Material supplied:
■ ■ ■ ■ ■ ■ ■

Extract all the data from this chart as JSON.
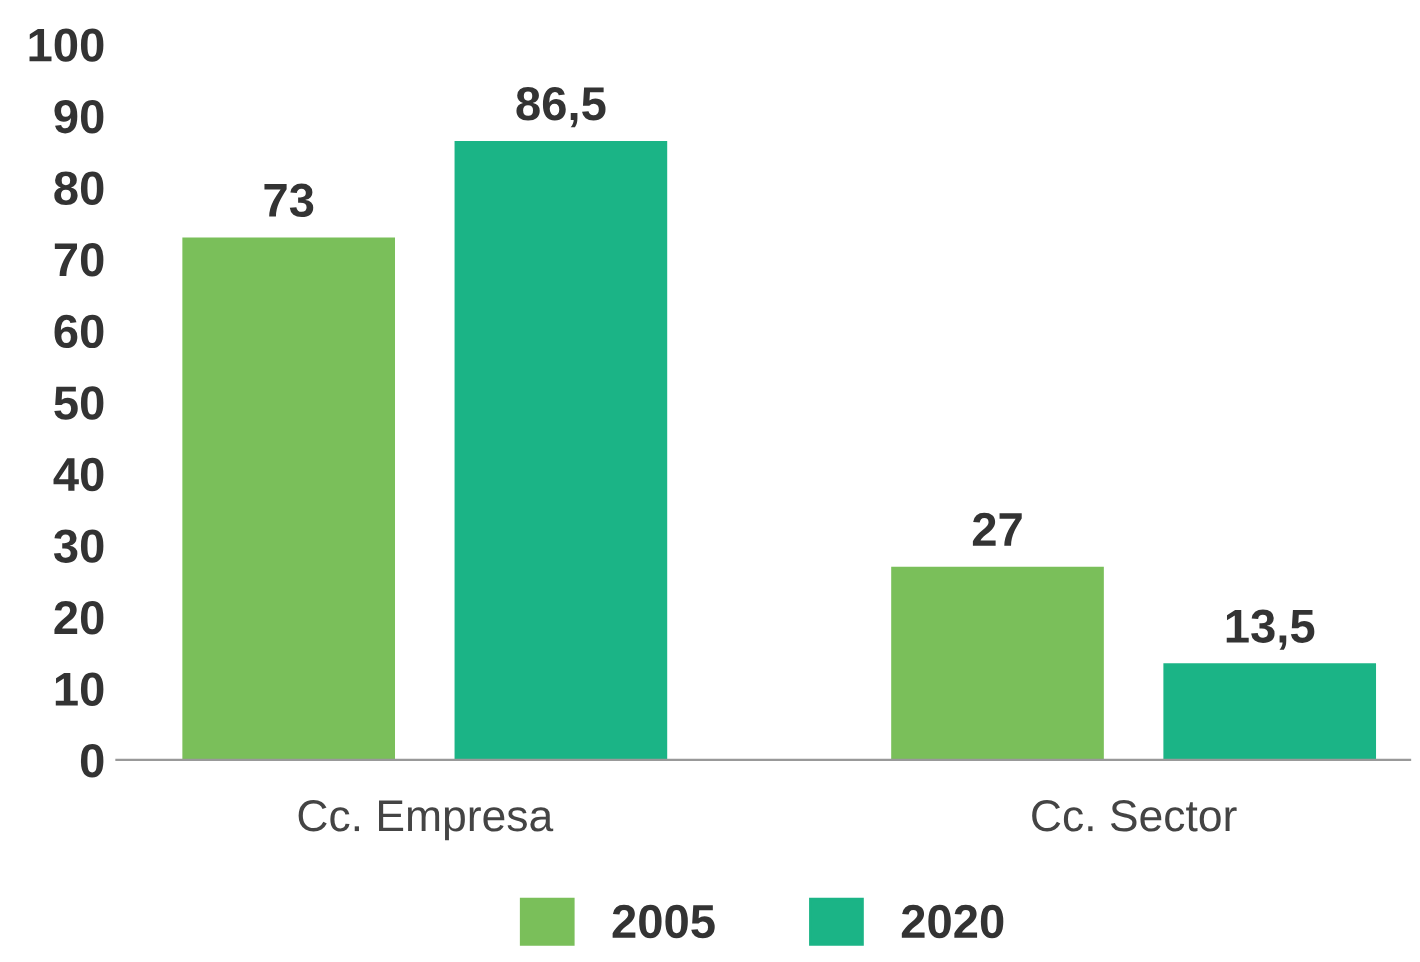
{
  "chart_data": {
    "type": "bar",
    "categories": [
      "Cc. Empresa",
      "Cc. Sector"
    ],
    "series": [
      {
        "name": "2005",
        "color": "#7abf5a",
        "values": [
          73,
          27
        ],
        "value_labels": [
          "73",
          "27"
        ]
      },
      {
        "name": "2020",
        "color": "#1bb486",
        "values": [
          86.5,
          13.5
        ],
        "value_labels": [
          "86,5",
          "13,5"
        ]
      }
    ],
    "ylim": [
      0,
      100
    ],
    "yticks": [
      0,
      10,
      20,
      30,
      40,
      50,
      60,
      70,
      80,
      90,
      100
    ],
    "grid": false,
    "legend": "bottom"
  }
}
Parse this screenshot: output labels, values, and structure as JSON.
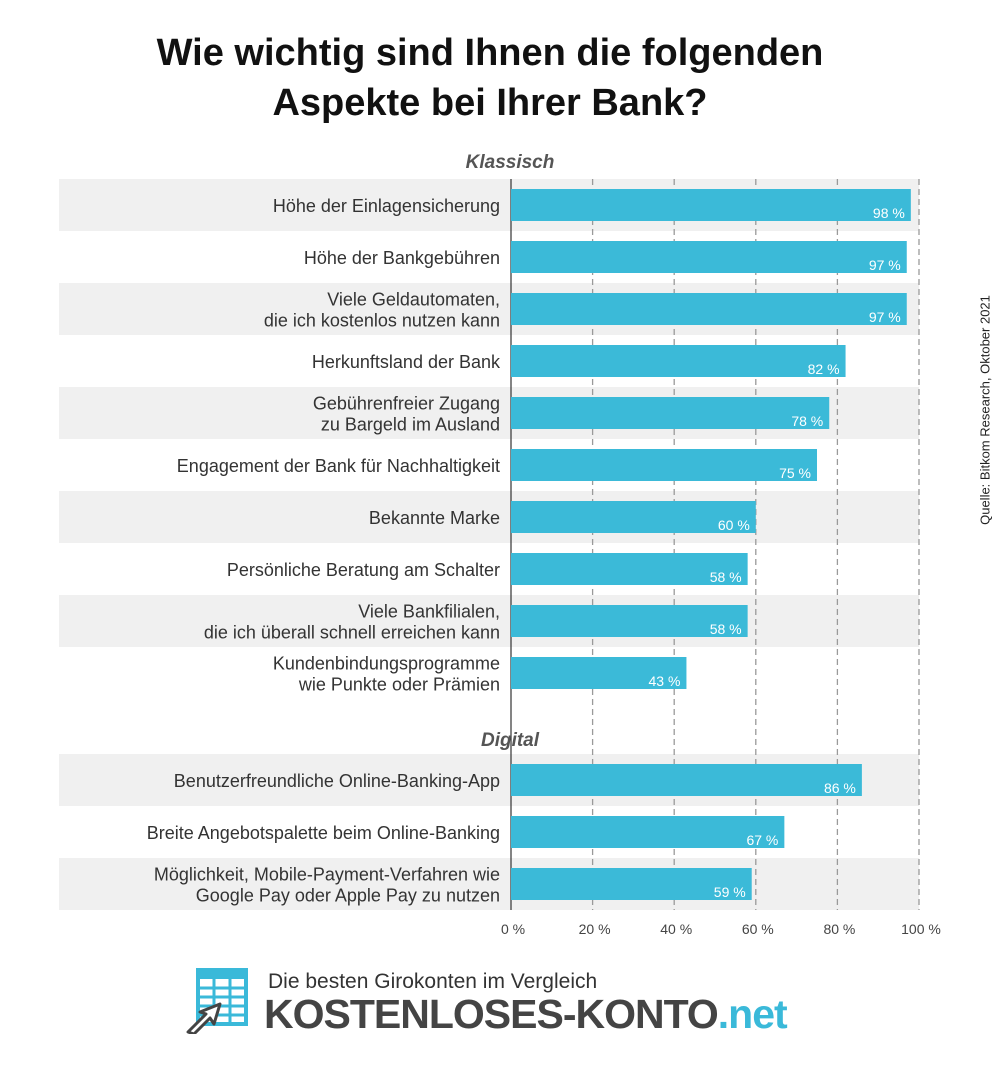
{
  "title_lines": [
    "Wie wichtig sind Ihnen die folgenden",
    "Aspekte bei Ihrer Bank?"
  ],
  "source": "Quelle: Bitkom Research, Oktober 2021",
  "footer": {
    "tagline": "Die besten Girokonten im Vergleich",
    "brand_main": "KOSTENLOSES-KONTO",
    "brand_tld": ".net",
    "logo_icon": "spreadsheet-with-arrow-icon"
  },
  "colors": {
    "bar": "#3bbad8",
    "stripe": "#f0f0f0",
    "grid": "#9a9a9a",
    "label": "#333333",
    "accent": "#3ab9d9"
  },
  "chart_data": {
    "type": "bar",
    "orientation": "horizontal",
    "xlim": [
      0,
      100
    ],
    "x_ticks": [
      "0 %",
      "20 %",
      "40 %",
      "60 %",
      "80 %",
      "100 %"
    ],
    "grid": true,
    "value_suffix": " %",
    "groups": [
      {
        "name": "Klassisch",
        "categories": [
          [
            "Höhe der Einlagensicherung"
          ],
          [
            "Höhe der Bankgebühren"
          ],
          [
            "Viele Geldautomaten,",
            "die ich kostenlos nutzen kann"
          ],
          [
            "Herkunftsland der Bank"
          ],
          [
            "Gebührenfreier Zugang",
            "zu Bargeld im Ausland"
          ],
          [
            "Engagement der Bank für Nachhaltigkeit"
          ],
          [
            "Bekannte Marke"
          ],
          [
            "Persönliche Beratung am Schalter"
          ],
          [
            "Viele Bankfilialen,",
            "die ich überall schnell erreichen kann"
          ],
          [
            "Kundenbindungsprogramme",
            "wie Punkte oder Prämien"
          ]
        ],
        "values": [
          98,
          97,
          97,
          82,
          78,
          75,
          60,
          58,
          58,
          43
        ]
      },
      {
        "name": "Digital",
        "categories": [
          [
            "Benutzerfreundliche Online-Banking-App"
          ],
          [
            "Breite Angebotspalette beim Online-Banking"
          ],
          [
            "Möglichkeit, Mobile-Payment-Verfahren wie",
            "Google Pay oder Apple Pay zu nutzen"
          ]
        ],
        "values": [
          86,
          67,
          59
        ]
      }
    ]
  }
}
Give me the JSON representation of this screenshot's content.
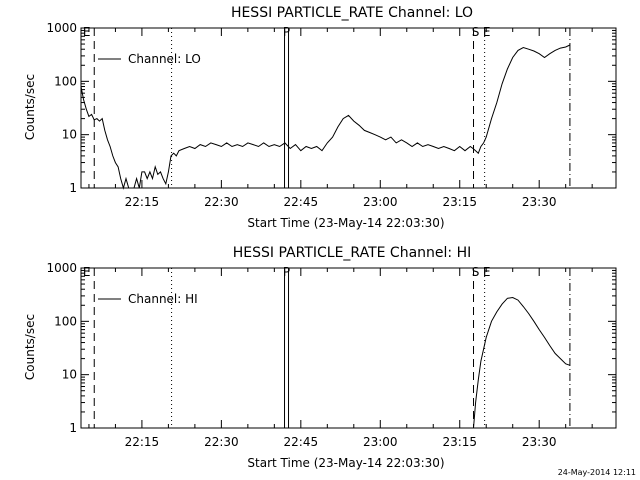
{
  "footer": {
    "timestamp": "24-May-2014 12:11"
  },
  "chart_data": [
    {
      "type": "line",
      "title": "HESSI PARTICLE_RATE Channel: LO",
      "xlabel": "Start Time (23-May-14 22:03:30)",
      "ylabel": "Counts/sec",
      "yscale": "log",
      "ylim": [
        1,
        1000
      ],
      "yticks": [
        "1",
        "10",
        "100",
        "1000"
      ],
      "xticks": [
        "22:15",
        "22:30",
        "22:45",
        "23:00",
        "23:15",
        "23:30"
      ],
      "xticks_min": [
        1335,
        1350,
        1365,
        1380,
        1395,
        1410
      ],
      "xlim_min": [
        1323.5,
        1424.5
      ],
      "grid": false,
      "legend": {
        "label": "Channel: LO",
        "placement": "top-left"
      },
      "markers": [
        {
          "label": "E",
          "x_min": 1324.2,
          "style": "label"
        },
        {
          "label": "",
          "x_min": 1326.0,
          "style": "dashed"
        },
        {
          "label": "",
          "x_min": 1340.6,
          "style": "dotted"
        },
        {
          "label": "P",
          "x_min": 1362.3,
          "style": "solid-double"
        },
        {
          "label": "S",
          "x_min": 1397.6,
          "style": "dashed"
        },
        {
          "label": "E",
          "x_min": 1399.7,
          "style": "dotted"
        },
        {
          "label": "",
          "x_min": 1415.8,
          "style": "dashdot"
        }
      ],
      "series": [
        {
          "name": "Channel: LO",
          "x": [
            1323.5,
            1324.0,
            1324.5,
            1325.0,
            1325.5,
            1326.0,
            1326.5,
            1327.0,
            1327.5,
            1328.0,
            1328.5,
            1329.0,
            1329.5,
            1330.0,
            1330.5,
            1331.0,
            1331.5,
            1332.0,
            1332.5,
            1333.0,
            1333.5,
            1334.0,
            1334.5,
            1335.0,
            1335.5,
            1336.0,
            1336.5,
            1337.0,
            1337.5,
            1338.0,
            1338.5,
            1339.0,
            1339.5,
            1340.0,
            1340.5,
            1341.0,
            1341.5,
            1342.0,
            1343.0,
            1344.0,
            1345.0,
            1346.0,
            1347.0,
            1348.0,
            1349.0,
            1350.0,
            1351.0,
            1352.0,
            1353.0,
            1354.0,
            1355.0,
            1356.0,
            1357.0,
            1358.0,
            1359.0,
            1360.0,
            1361.0,
            1362.0,
            1363.0,
            1364.0,
            1365.0,
            1366.0,
            1367.0,
            1368.0,
            1369.0,
            1370.0,
            1371.0,
            1372.0,
            1373.0,
            1374.0,
            1375.0,
            1376.0,
            1377.0,
            1378.0,
            1379.0,
            1380.0,
            1381.0,
            1382.0,
            1383.0,
            1384.0,
            1385.0,
            1386.0,
            1387.0,
            1388.0,
            1389.0,
            1390.0,
            1391.0,
            1392.0,
            1393.0,
            1394.0,
            1395.0,
            1396.0,
            1397.0,
            1397.5,
            1398.0,
            1398.5,
            1399.0,
            1399.5,
            1400.0,
            1401.0,
            1402.0,
            1403.0,
            1404.0,
            1405.0,
            1406.0,
            1407.0,
            1408.0,
            1409.0,
            1410.0,
            1411.0,
            1412.0,
            1413.0,
            1414.0,
            1415.0,
            1415.8
          ],
          "y": [
            80,
            45,
            30,
            22,
            24,
            19,
            20,
            18,
            20,
            12,
            8,
            6,
            4,
            3,
            2.5,
            1.5,
            1,
            1.5,
            1,
            1,
            1,
            1.5,
            1,
            2,
            2,
            1.5,
            2,
            1.5,
            2.5,
            1.8,
            2,
            1.5,
            1.2,
            2,
            4,
            4.5,
            4,
            5,
            5.5,
            6,
            5.5,
            6.5,
            6,
            7,
            6.5,
            6,
            7,
            6,
            6.5,
            6,
            7,
            6.5,
            6,
            7,
            6,
            6.5,
            6,
            7,
            5.5,
            6.5,
            5,
            6,
            5.5,
            6,
            5,
            7,
            9,
            14,
            20,
            23,
            18,
            15,
            12,
            11,
            10,
            9,
            8,
            9,
            7,
            8,
            7,
            6,
            7,
            6,
            6.5,
            6,
            5.5,
            6,
            5.5,
            5,
            6,
            5,
            6,
            5.5,
            5,
            4.5,
            6,
            7,
            9,
            20,
            40,
            90,
            170,
            280,
            380,
            430,
            400,
            370,
            330,
            280,
            330,
            380,
            420,
            440,
            480
          ]
        }
      ]
    },
    {
      "type": "line",
      "title": "HESSI PARTICLE_RATE Channel: HI",
      "xlabel": "Start Time (23-May-14 22:03:30)",
      "ylabel": "Counts/sec",
      "yscale": "log",
      "ylim": [
        1,
        1000
      ],
      "yticks": [
        "1",
        "10",
        "100",
        "1000"
      ],
      "xticks": [
        "22:15",
        "22:30",
        "22:45",
        "23:00",
        "23:15",
        "23:30"
      ],
      "xticks_min": [
        1335,
        1350,
        1365,
        1380,
        1395,
        1410
      ],
      "xlim_min": [
        1323.5,
        1424.5
      ],
      "grid": false,
      "legend": {
        "label": "Channel: HI",
        "placement": "top-left"
      },
      "markers": [
        {
          "label": "E",
          "x_min": 1324.2,
          "style": "label"
        },
        {
          "label": "",
          "x_min": 1326.0,
          "style": "dashed"
        },
        {
          "label": "",
          "x_min": 1340.6,
          "style": "dotted"
        },
        {
          "label": "P",
          "x_min": 1362.3,
          "style": "solid-double"
        },
        {
          "label": "S",
          "x_min": 1397.6,
          "style": "dashed"
        },
        {
          "label": "E",
          "x_min": 1399.7,
          "style": "dotted"
        },
        {
          "label": "",
          "x_min": 1415.8,
          "style": "dashdot"
        }
      ],
      "series": [
        {
          "name": "Channel: HI",
          "x": [
            1397.6,
            1398.0,
            1398.5,
            1399.0,
            1400.0,
            1401.0,
            1402.0,
            1403.0,
            1404.0,
            1405.0,
            1406.0,
            1407.0,
            1408.0,
            1409.0,
            1410.0,
            1411.0,
            1412.0,
            1413.0,
            1414.0,
            1415.0,
            1415.8
          ],
          "y": [
            1,
            3,
            8,
            18,
            50,
            100,
            150,
            210,
            270,
            280,
            250,
            190,
            140,
            100,
            70,
            50,
            35,
            25,
            20,
            16,
            15
          ]
        }
      ]
    }
  ]
}
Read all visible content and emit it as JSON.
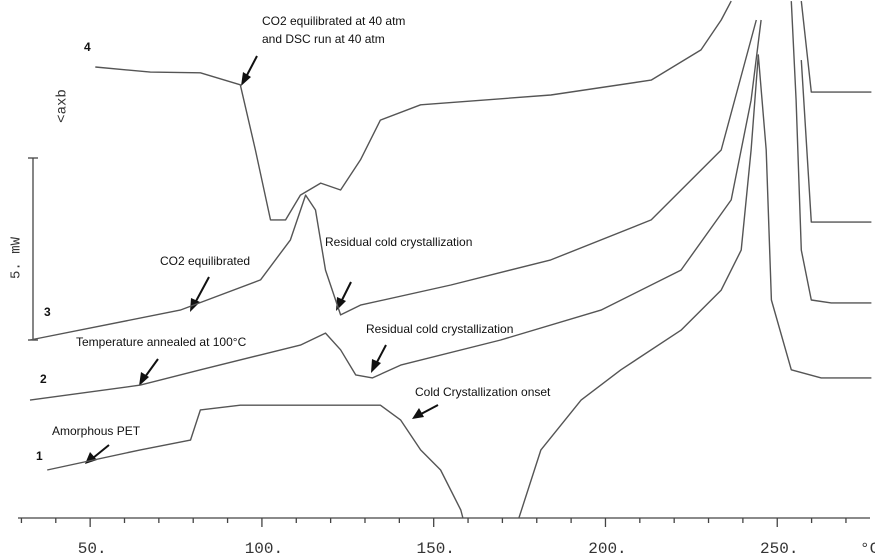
{
  "chart_data": {
    "type": "line",
    "xlim": [
      29,
      277
    ],
    "ylim": [
      0,
      14.2
    ],
    "xticks": [
      {
        "value": 50,
        "label": "50."
      },
      {
        "value": 100,
        "label": "100."
      },
      {
        "value": 150,
        "label": "150."
      },
      {
        "value": 200,
        "label": "200."
      },
      {
        "value": 250,
        "label": "250."
      }
    ],
    "x_minor_ticks": [
      30,
      40,
      60,
      70,
      80,
      90,
      110,
      120,
      130,
      140,
      160,
      170,
      180,
      190,
      210,
      220,
      230,
      240,
      260,
      270
    ],
    "x_unit": "°C",
    "scale_bar": {
      "value": 5,
      "label": "5. mW"
    },
    "exo_label": "<axb",
    "series": [
      {
        "name": "1",
        "color": "#555555",
        "x": [
          37.5,
          64.6,
          79.2,
          82.1,
          93.7,
          134.5,
          140.4,
          146.2,
          152.0,
          157.9,
          158.5,
          166.6,
          174.8,
          181.2,
          192.9,
          204.5,
          222.0,
          233.7,
          239.5,
          242.4,
          244.5,
          246.8,
          248.3,
          254.1,
          262.8,
          277.4
        ],
        "values": [
          1.32,
          1.87,
          2.14,
          2.97,
          3.1,
          3.1,
          2.69,
          1.87,
          1.32,
          0.22,
          0,
          null,
          0,
          1.87,
          3.24,
          4.07,
          5.16,
          6.26,
          7.36,
          10.11,
          12.72,
          10.11,
          5.99,
          4.07,
          3.85,
          3.85
        ]
      },
      {
        "name": "2",
        "color": "#555555",
        "x": [
          32.5,
          64.6,
          82.1,
          99.6,
          111.2,
          118.5,
          122.9,
          127.3,
          132.2,
          140.4,
          169.5,
          198.7,
          222.0,
          236.6,
          242.4,
          245.3,
          250,
          254.1,
          255.5,
          257.0,
          259.9,
          265.7,
          277.4
        ],
        "values": [
          3.24,
          3.65,
          4.07,
          4.48,
          4.75,
          5.08,
          4.62,
          3.93,
          3.85,
          4.2,
          4.89,
          5.71,
          6.81,
          8.74,
          11.48,
          13.68,
          null,
          14.2,
          11.48,
          7.36,
          5.99,
          5.91,
          5.91
        ]
      },
      {
        "name": "3",
        "color": "#555555",
        "x": [
          32.5,
          76.2,
          99.6,
          108.3,
          112.7,
          115.6,
          118.5,
          122.9,
          128.7,
          155.0,
          184.1,
          213.3,
          233.7,
          243.9,
          250,
          257.0,
          259.9,
          277.4
        ],
        "values": [
          4.89,
          5.71,
          6.54,
          7.64,
          8.87,
          8.46,
          6.81,
          5.58,
          5.85,
          6.4,
          7.09,
          8.19,
          10.11,
          13.68,
          null,
          12.58,
          8.13,
          8.13
        ]
      },
      {
        "name": "4",
        "color": "#555555",
        "x": [
          51.5,
          67.5,
          82.1,
          93.7,
          98.1,
          102.5,
          106.9,
          111.2,
          117.1,
          122.9,
          128.7,
          134.5,
          146.2,
          184.1,
          213.3,
          227.8,
          233.7,
          236.6,
          250,
          257.0,
          259.9,
          277.4
        ],
        "values": [
          12.39,
          12.25,
          12.23,
          11.9,
          10.11,
          8.19,
          8.19,
          8.87,
          9.2,
          9.01,
          9.84,
          10.93,
          11.35,
          11.62,
          12.03,
          12.86,
          13.68,
          14.2,
          null,
          14.2,
          11.7,
          11.7
        ]
      }
    ],
    "annotations": [
      "CO2 equilibrated at 40 atm",
      "and DSC run at 40 atm",
      "Residual cold crystallization",
      "CO2 equilibrated",
      "Temperature annealed at 100°C",
      "Residual cold crystallization",
      "Cold Crystallization onset",
      "Amorphous PET"
    ]
  }
}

■ ■ ■ ■ ■ ■ ■

Given task:
Each line that has the word "Höhe" should be copied.

Exercise result:
            "Höhe der Einlagensicherung"
            "Höhe der Bankgebühren"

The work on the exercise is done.